SET EXERCISE: Check each line of the records below for the word "title" and copy those where it appears.

RECORDS TO USE:

--- BEGIN ---

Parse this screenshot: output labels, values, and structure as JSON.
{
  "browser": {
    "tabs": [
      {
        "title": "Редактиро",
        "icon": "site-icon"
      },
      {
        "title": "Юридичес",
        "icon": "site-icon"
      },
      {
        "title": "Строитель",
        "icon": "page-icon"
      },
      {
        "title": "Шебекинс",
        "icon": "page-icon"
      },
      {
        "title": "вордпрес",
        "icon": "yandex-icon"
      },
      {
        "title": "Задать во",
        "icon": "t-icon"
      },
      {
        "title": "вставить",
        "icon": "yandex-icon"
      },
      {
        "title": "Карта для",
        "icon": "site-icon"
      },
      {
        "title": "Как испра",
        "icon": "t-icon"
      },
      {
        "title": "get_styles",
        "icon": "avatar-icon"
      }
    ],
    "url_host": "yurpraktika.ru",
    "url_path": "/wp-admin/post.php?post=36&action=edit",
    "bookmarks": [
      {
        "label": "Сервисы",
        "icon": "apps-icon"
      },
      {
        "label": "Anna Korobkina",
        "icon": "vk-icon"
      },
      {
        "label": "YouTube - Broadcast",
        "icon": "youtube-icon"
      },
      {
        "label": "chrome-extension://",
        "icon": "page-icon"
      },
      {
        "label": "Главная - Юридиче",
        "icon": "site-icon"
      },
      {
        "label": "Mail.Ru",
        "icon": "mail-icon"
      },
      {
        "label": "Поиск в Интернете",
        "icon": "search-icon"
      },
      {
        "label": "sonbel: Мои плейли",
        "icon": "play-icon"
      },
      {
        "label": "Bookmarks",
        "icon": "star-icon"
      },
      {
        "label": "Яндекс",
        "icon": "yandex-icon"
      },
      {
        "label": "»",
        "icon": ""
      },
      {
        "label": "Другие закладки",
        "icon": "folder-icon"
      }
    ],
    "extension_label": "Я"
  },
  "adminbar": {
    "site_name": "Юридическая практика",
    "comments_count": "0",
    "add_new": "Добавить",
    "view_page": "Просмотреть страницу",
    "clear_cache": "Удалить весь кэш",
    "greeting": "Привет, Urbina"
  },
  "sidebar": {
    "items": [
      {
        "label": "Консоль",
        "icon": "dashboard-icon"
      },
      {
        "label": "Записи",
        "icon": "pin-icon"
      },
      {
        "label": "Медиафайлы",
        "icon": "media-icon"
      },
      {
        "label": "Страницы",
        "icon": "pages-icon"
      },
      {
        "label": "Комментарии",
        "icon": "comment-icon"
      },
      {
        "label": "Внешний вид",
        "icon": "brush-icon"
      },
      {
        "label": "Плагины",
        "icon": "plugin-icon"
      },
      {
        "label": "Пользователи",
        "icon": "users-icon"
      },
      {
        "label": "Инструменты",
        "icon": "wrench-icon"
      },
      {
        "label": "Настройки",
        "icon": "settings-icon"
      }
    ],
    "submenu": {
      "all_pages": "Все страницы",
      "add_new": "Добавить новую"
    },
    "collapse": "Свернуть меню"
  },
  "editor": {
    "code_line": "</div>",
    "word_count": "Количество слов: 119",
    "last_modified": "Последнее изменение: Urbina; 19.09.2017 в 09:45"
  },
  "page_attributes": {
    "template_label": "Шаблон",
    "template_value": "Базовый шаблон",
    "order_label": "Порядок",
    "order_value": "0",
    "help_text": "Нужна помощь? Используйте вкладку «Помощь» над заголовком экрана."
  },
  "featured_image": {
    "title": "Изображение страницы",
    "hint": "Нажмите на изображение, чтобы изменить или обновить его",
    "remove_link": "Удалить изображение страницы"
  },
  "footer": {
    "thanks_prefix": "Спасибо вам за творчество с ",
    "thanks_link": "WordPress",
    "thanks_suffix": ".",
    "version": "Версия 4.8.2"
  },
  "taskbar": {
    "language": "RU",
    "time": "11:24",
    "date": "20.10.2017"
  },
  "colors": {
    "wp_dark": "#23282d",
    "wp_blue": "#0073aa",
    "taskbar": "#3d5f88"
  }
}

--- END ---

EXERCISE SOLUTION:
        "title": "Редактиро",
        "title": "Юридичес",
        "title": "Строитель",
        "title": "Шебекинс",
        "title": "вордпрес",
        "title": "Задать во",
        "title": "вставить",
        "title": "Карта для",
        "title": "Как испра",
        "title": "get_styles",
    "title": "Изображение страницы",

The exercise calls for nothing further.